═══ Supplied data ═══
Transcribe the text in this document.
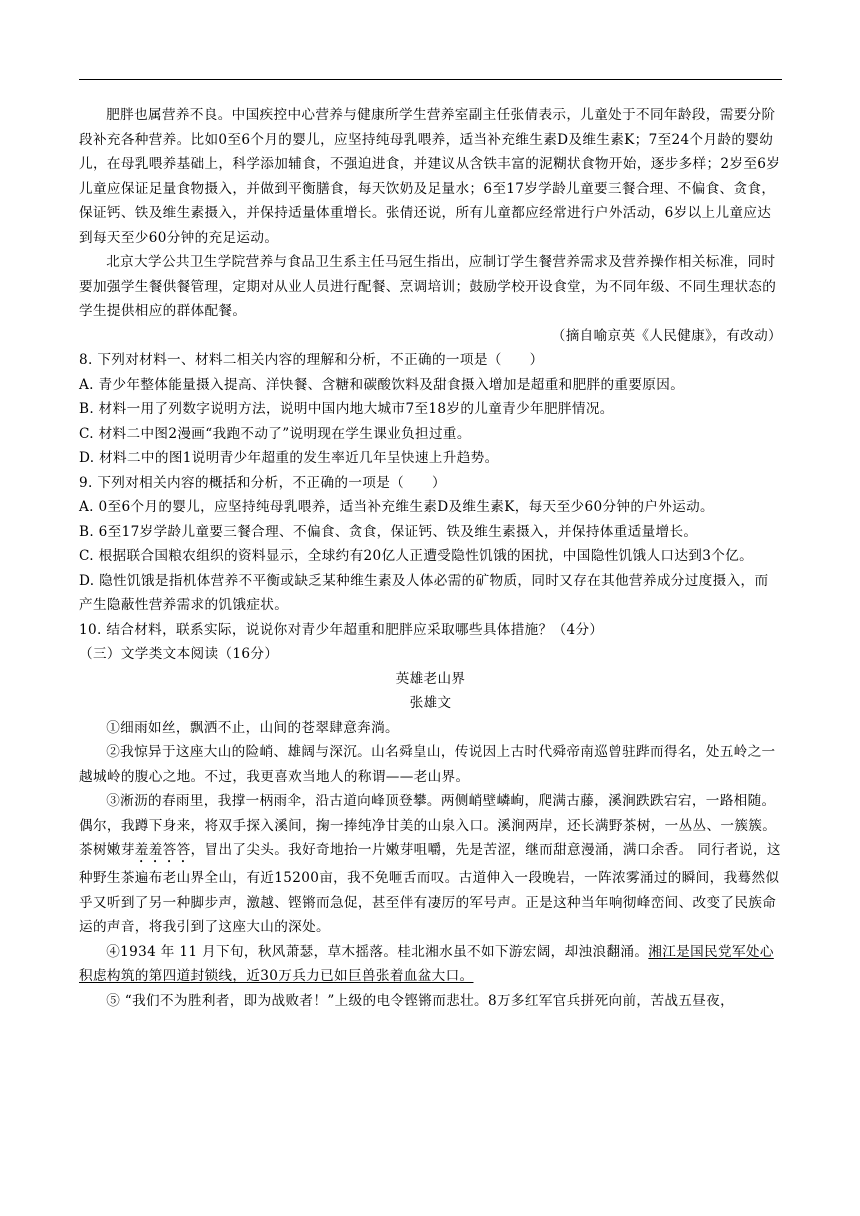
肥胖也属营养不良。中国疾控中心营养与健康所学生营养室副主任张倩表示，儿童处于不同年龄段，需要分阶段补充各种营养。比如0至6个月的婴儿，应坚持纯母乳喂养，适当补充维生素D及维生素K；7至24个月龄的婴幼儿，在母乳喂养基础上，科学添加辅食，不强迫进食，并建议从含铁丰富的泥糊状食物开始，逐步多样；2岁至6岁儿童应保证足量食物摄入，并做到平衡膳食，每天饮奶及足量水；6至17岁学龄儿童要三餐合理、不偏食、贪食，保证钙、铁及维生素摄入，并保持适量体重增长。张倩还说，所有儿童都应经常进行户外活动，6岁以上儿童应达到每天至少60分钟的充足运动。

北京大学公共卫生学院营养与食品卫生系主任马冠生指出，应制订学生餐营养需求及营养操作相关标准，同时要加强学生餐供餐管理，定期对从业人员进行配餐、烹调培训；鼓励学校开设食堂，为不同年级、不同生理状态的学生提供相应的群体配餐。

（摘自喻京英《人民健康》，有改动）

8. 下列对材料一、材料二相关内容的理解和分析，不正确的一项是（　　）

A. 青少年整体能量摄入提高、洋快餐、含糖和碳酸饮料及甜食摄入增加是超重和肥胖的重要原因。

B. 材料一用了列数字说明方法，说明中国内地大城市7至18岁的儿童青少年肥胖情况。

C. 材料二中图2漫画“我跑不动了”说明现在学生课业负担过重。

D. 材料二中的图1说明青少年超重的发生率近几年呈快速上升趋势。

9. 下列对相关内容的概括和分析，不正确的一项是（　　）

A. 0至6个月的婴儿，应坚持纯母乳喂养，适当补充维生素D及维生素K，每天至少60分钟的户外运动。

B. 6至17岁学龄儿童要三餐合理、不偏食、贪食，保证钙、铁及维生素摄入，并保持体重适量增长。

C. 根据联合国粮农组织的资料显示，全球约有20亿人正遭受隐性饥饿的困扰，中国隐性饥饿人口达到3个亿。

D. 隐性饥饿是指机体营养不平衡或缺乏某种维生素及人体必需的矿物质，同时又存在其他营养成分过度摄入，而产生隐蔽性营养需求的饥饿症状。

10. 结合材料，联系实际，说说你对青少年超重和肥胖应采取哪些具体措施？（4分）

（三）文学类文本阅读（16分）

英雄老山界

张雄文

①细雨如丝，飘洒不止，山间的苍翠肆意奔淌。

②我惊异于这座大山的险峭、雄阔与深沉。山名舜皇山，传说因上古时代舜帝南巡曾驻跸而得名，处五岭之一越城岭的腹心之地。不过，我更喜欢当地人的称谓——老山界。

③淅沥的春雨里，我撑一柄雨伞，沿古道向峰顶登攀。两侧峭壁嶙峋，爬满古藤，溪涧跌跌宕宕，一路相随。偶尔，我蹲下身来，将双手探入溪间，掬一捧纯净甘美的山泉入口。溪涧两岸，还长满野茶树，一丛丛、一簇簇。茶树嫩芽羞羞答答，冒出了尖头。我好奇地抬一片嫩芽咀嚼，先是苦涩，继而甜意漫涌，满口余香。 同行者说，这种野生茶遍布老山界全山，有近15200亩，我不免咂舌而叹。古道伸入一段晚岩，一阵浓雾涌过的瞬间，我蓦然似乎又听到了另一种脚步声，激越、铿锵而急促，甚至伴有凄厉的军号声。正是这种当年响彻峰峦间、改变了民族命运的声音，将我引到了这座大山的深处。

④1934 年 11 月下旬，秋风萧瑟，草木摇落。桂北湘水虽不如下游宏阔，却浊浪翻涌。湘江是国民党军处心积虑构筑的第四道封锁线，近30万兵力已如巨兽张着血盆大口。

⑤ “我们不为胜利者，即为战败者！”上级的电令铿锵而悲壮。8万多红军官兵拼死向前，苦战五昼夜，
═══
* Problem to work on:
Write out every entry again word for word, without any of the pictures.

* Final result:
Transcribe the text in this document.
肥胖也属营养不良。中国疾控中心营养与健康所学生营养室副主任张倩表示，儿童处于不同年龄段，需要分阶段补充各种营养。比如0至6个月的婴儿，应坚持纯母乳喂养，适当补充维生素D及维生素K；7至24个月龄的婴幼儿，在母乳喂养基础上，科学添加辅食，不强迫进食，并建议从含铁丰富的泥糊状食物开始，逐步多样；2岁至6岁儿童应保证足量食物摄入，并做到平衡膳食，每天饮奶及足量水；6至17岁学龄儿童要三餐合理、不偏食、贪食，保证钙、铁及维生素摄入，并保持适量体重增长。张倩还说，所有儿童都应经常进行户外活动，6岁以上儿童应达到每天至少60分钟的充足运动。

北京大学公共卫生学院营养与食品卫生系主任马冠生指出，应制订学生餐营养需求及营养操作相关标准，同时要加强学生餐供餐管理，定期对从业人员进行配餐、烹调培训；鼓励学校开设食堂，为不同年级、不同生理状态的学生提供相应的群体配餐。

（摘自喻京英《人民健康》，有改动）

8. 下列对材料一、材料二相关内容的理解和分析，不正确的一项是（　　）

A. 青少年整体能量摄入提高、洋快餐、含糖和碳酸饮料及甜食摄入增加是超重和肥胖的重要原因。

B. 材料一用了列数字说明方法，说明中国内地大城市7至18岁的儿童青少年肥胖情况。

C. 材料二中图2漫画“我跑不动了”说明现在学生课业负担过重。

D. 材料二中的图1说明青少年超重的发生率近几年呈快速上升趋势。

9. 下列对相关内容的概括和分析，不正确的一项是（　　）

A. 0至6个月的婴儿，应坚持纯母乳喂养，适当补充维生素D及维生素K，每天至少60分钟的户外运动。

B. 6至17岁学龄儿童要三餐合理、不偏食、贪食，保证钙、铁及维生素摄入，并保持体重适量增长。

C. 根据联合国粮农组织的资料显示，全球约有20亿人正遭受隐性饥饿的困扰，中国隐性饥饿人口达到3个亿。

D. 隐性饥饿是指机体营养不平衡或缺乏某种维生素及人体必需的矿物质，同时又存在其他营养成分过度摄入，而产生隐蔽性营养需求的饥饿症状。

10. 结合材料，联系实际，说说你对青少年超重和肥胖应采取哪些具体措施？（4分）

（三）文学类文本阅读（16分）

英雄老山界

张雄文

①细雨如丝，飘洒不止，山间的苍翠肆意奔淌。

②我惊异于这座大山的险峭、雄阔与深沉。山名舜皇山，传说因上古时代舜帝南巡曾驻跸而得名，处五岭之一越城岭的腹心之地。不过，我更喜欢当地人的称谓——老山界。

③淅沥的春雨里，我撑一柄雨伞，沿古道向峰顶登攀。两侧峭壁嶙峋，爬满古藤，溪涧跌跌宕宕，一路相随。偶尔，我蹲下身来，将双手探入溪间，掬一捧纯净甘美的山泉入口。溪涧两岸，还长满野茶树，一丛丛、一簇簇。茶树嫩芽羞羞答答，冒出了尖头。我好奇地抬一片嫩芽咀嚼，先是苦涩，继而甜意漫涌，满口余香。 同行者说，这种野生茶遍布老山界全山，有近15200亩，我不免咂舌而叹。古道伸入一段晚岩，一阵浓雾涌过的瞬间，我蓦然似乎又听到了另一种脚步声，激越、铿锵而急促，甚至伴有凄厉的军号声。正是这种当年响彻峰峦间、改变了民族命运的声音，将我引到了这座大山的深处。

④1934 年 11 月下旬，秋风萧瑟，草木摇落。桂北湘水虽不如下游宏阔，却浊浪翻涌。湘江是国民党军处心积虑构筑的第四道封锁线，近30万兵力已如巨兽张着血盆大口。

⑤ “我们不为胜利者，即为战败者！”上级的电令铿锵而悲壮。8万多红军官兵拼死向前，苦战五昼夜，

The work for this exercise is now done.